-- start Entries --

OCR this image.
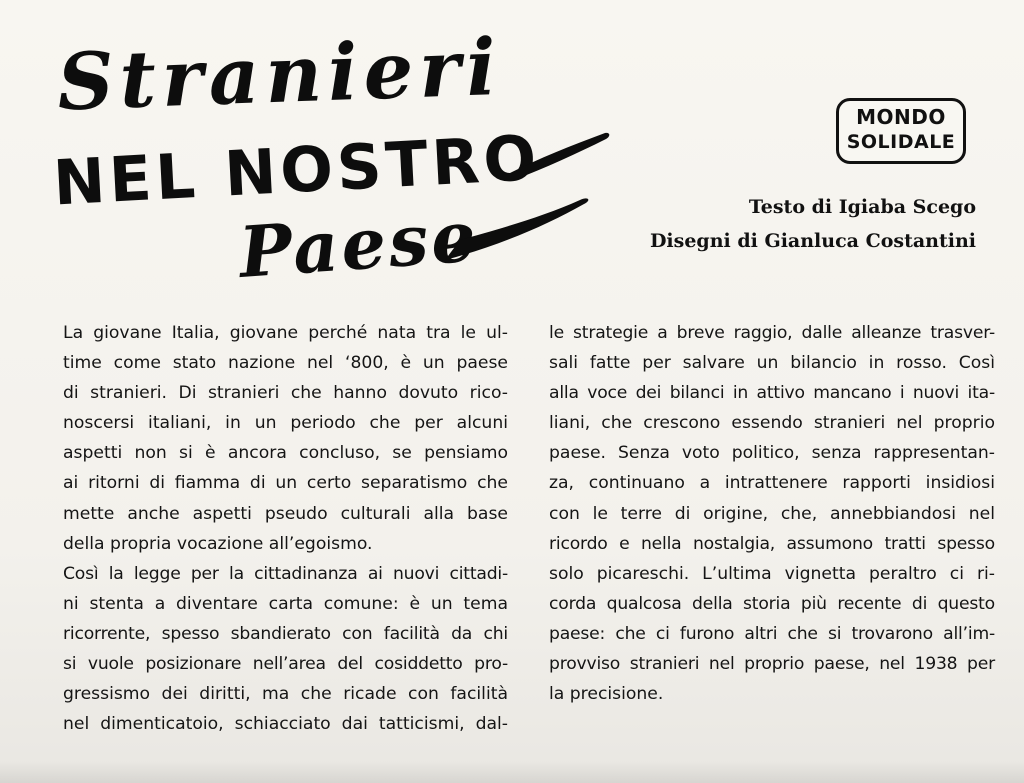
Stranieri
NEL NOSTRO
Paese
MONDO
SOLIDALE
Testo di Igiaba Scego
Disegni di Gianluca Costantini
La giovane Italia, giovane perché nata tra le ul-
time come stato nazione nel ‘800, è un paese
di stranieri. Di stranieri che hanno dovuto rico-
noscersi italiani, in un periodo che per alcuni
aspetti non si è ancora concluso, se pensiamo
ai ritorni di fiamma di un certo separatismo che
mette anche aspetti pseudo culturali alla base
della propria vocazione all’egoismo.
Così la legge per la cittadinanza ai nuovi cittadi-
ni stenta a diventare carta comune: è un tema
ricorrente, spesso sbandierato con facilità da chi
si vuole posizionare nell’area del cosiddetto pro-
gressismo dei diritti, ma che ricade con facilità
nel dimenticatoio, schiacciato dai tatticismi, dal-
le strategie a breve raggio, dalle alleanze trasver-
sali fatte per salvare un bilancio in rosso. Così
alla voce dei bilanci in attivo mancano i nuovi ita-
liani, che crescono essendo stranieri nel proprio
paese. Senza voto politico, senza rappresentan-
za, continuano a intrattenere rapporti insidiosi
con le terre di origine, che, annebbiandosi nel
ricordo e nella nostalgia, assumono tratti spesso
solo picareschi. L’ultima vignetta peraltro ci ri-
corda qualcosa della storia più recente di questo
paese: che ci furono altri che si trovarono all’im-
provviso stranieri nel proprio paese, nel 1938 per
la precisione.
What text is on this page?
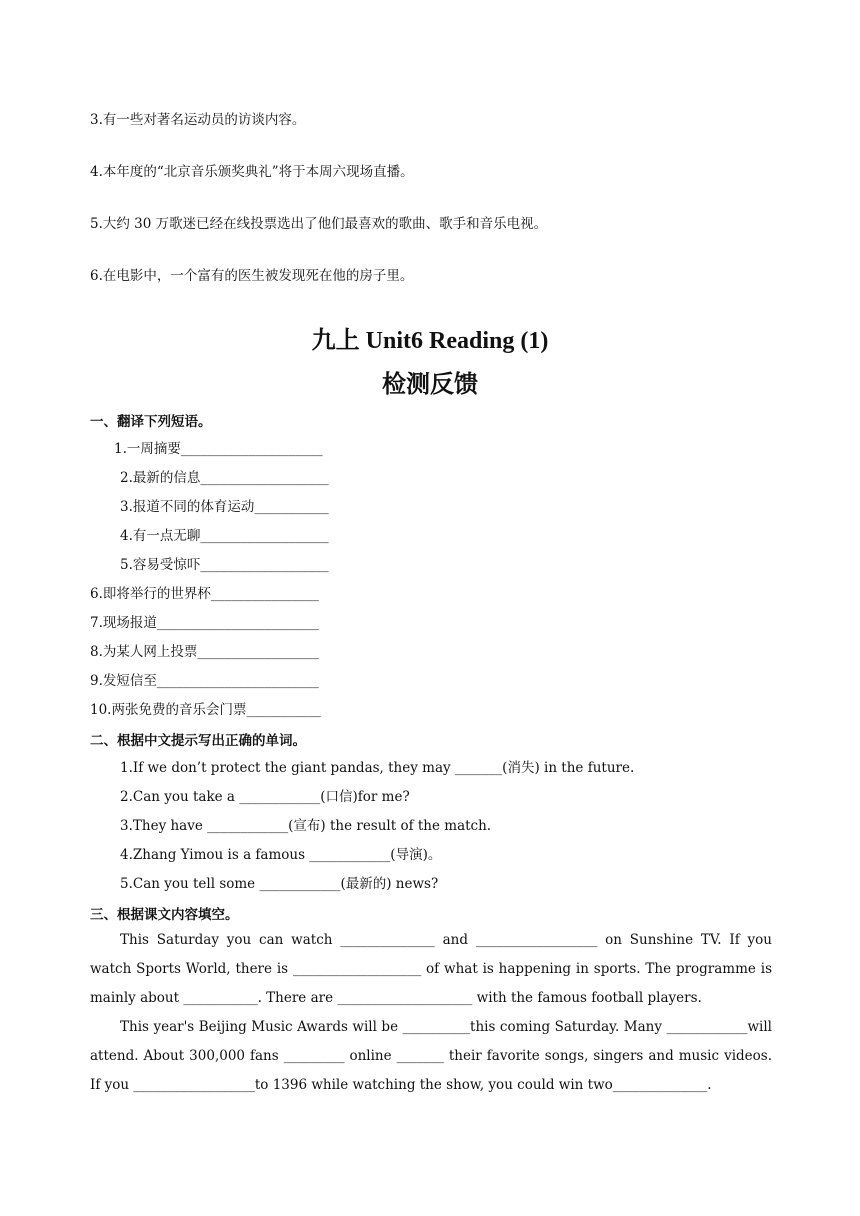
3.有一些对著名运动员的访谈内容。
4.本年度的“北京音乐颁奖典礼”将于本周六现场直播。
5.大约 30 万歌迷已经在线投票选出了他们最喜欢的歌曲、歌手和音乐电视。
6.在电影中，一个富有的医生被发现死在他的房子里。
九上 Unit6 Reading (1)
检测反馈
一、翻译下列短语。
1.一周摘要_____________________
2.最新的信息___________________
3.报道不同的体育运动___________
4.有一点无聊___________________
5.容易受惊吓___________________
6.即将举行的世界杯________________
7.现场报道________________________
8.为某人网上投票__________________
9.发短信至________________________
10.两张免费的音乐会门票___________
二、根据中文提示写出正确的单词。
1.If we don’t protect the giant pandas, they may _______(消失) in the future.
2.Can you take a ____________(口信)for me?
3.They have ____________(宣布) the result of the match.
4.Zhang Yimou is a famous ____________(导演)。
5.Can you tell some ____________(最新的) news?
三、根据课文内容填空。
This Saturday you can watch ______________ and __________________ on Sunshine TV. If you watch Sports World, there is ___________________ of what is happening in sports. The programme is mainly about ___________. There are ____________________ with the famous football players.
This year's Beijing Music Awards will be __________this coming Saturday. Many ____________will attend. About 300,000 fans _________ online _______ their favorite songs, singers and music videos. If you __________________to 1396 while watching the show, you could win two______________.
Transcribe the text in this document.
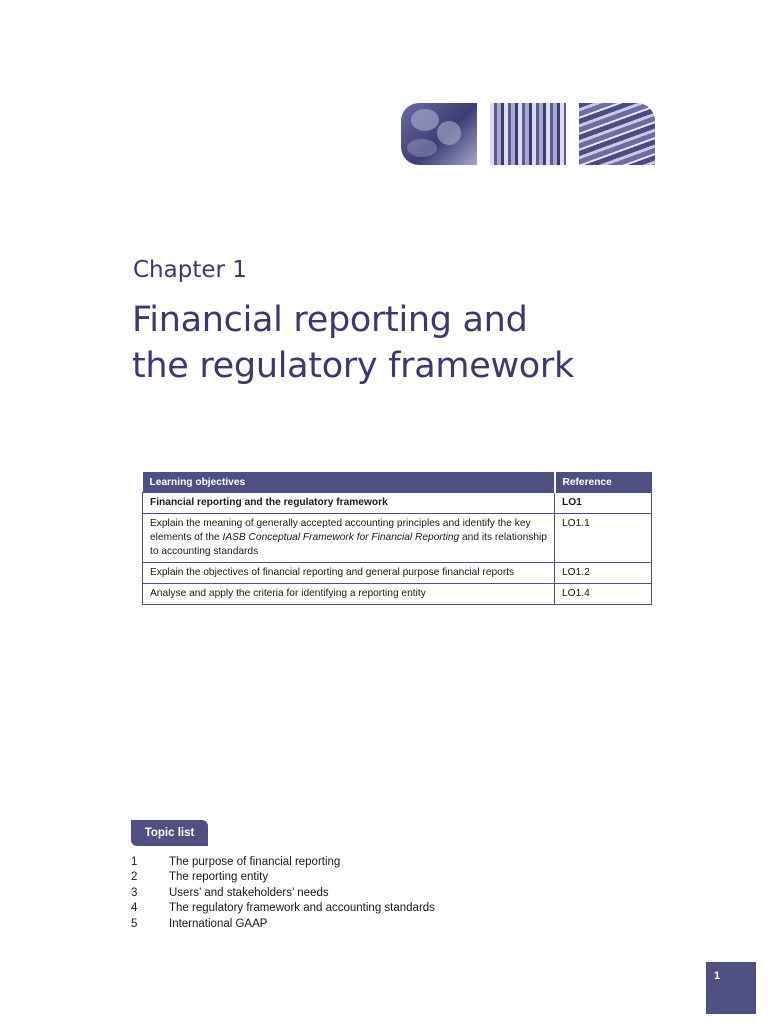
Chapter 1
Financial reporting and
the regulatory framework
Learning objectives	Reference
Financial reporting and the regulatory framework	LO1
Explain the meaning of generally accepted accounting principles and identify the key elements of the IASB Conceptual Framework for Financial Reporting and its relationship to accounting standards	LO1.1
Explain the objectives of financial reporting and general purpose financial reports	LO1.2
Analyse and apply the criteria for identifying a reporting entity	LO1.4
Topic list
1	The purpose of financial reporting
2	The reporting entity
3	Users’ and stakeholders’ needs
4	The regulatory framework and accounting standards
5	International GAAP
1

-- end Entries --

Task requirements: Return from the data every line that holds "proprio".

Task answer:
liani, che crescono essendo stranieri nel proprio
provviso stranieri nel proprio paese, nel 1938 per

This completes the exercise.